» **PROVIDED DATA**:

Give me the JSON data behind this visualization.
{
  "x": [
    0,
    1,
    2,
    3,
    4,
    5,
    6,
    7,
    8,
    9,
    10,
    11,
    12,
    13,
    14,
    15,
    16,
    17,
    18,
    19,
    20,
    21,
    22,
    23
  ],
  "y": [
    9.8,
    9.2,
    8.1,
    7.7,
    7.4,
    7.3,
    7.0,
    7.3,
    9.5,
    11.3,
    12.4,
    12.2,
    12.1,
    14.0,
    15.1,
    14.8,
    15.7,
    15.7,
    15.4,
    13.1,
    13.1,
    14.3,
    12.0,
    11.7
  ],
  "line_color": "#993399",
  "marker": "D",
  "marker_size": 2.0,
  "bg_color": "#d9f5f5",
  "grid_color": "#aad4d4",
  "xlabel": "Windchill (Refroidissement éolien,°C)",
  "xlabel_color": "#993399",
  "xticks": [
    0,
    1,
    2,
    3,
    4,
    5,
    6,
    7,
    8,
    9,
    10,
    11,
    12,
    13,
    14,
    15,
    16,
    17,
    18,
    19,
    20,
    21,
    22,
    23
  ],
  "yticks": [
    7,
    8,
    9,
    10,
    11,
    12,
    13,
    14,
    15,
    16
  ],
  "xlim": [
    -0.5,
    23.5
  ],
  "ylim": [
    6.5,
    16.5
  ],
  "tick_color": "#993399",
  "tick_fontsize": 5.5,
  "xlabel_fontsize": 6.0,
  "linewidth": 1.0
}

» **SHORT TASK**: Transcribe every entry word for word.

» **SOLUTION FOR THIS EXERCISE**:
Give me the JSON data behind this visualization.
{
  "x": [
    0,
    1,
    2,
    3,
    4,
    5,
    6,
    7,
    8,
    9,
    10,
    11,
    12,
    13,
    14,
    15,
    16,
    17,
    18,
    19,
    20,
    21,
    22,
    23
  ],
  "y": [
    9.8,
    9.2,
    8.1,
    7.7,
    7.4,
    7.3,
    7.0,
    7.3,
    9.5,
    11.3,
    12.4,
    12.2,
    12.1,
    14.0,
    15.1,
    14.8,
    15.7,
    15.7,
    15.4,
    13.1,
    13.1,
    14.3,
    12.0,
    11.7
  ],
  "line_color": "#993399",
  "marker": "D",
  "marker_size": 2.0,
  "bg_color": "#d9f5f5",
  "grid_color": "#aad4d4",
  "xlabel": "Windchill (Refroidissement éolien,°C)",
  "xlabel_color": "#993399",
  "xticks": [
    0,
    1,
    2,
    3,
    4,
    5,
    6,
    7,
    8,
    9,
    10,
    11,
    12,
    13,
    14,
    15,
    16,
    17,
    18,
    19,
    20,
    21,
    22,
    23
  ],
  "yticks": [
    7,
    8,
    9,
    10,
    11,
    12,
    13,
    14,
    15,
    16
  ],
  "xlim": [
    -0.5,
    23.5
  ],
  "ylim": [
    6.5,
    16.5
  ],
  "tick_color": "#993399",
  "tick_fontsize": 5.5,
  "xlabel_fontsize": 6.0,
  "linewidth": 1.0
}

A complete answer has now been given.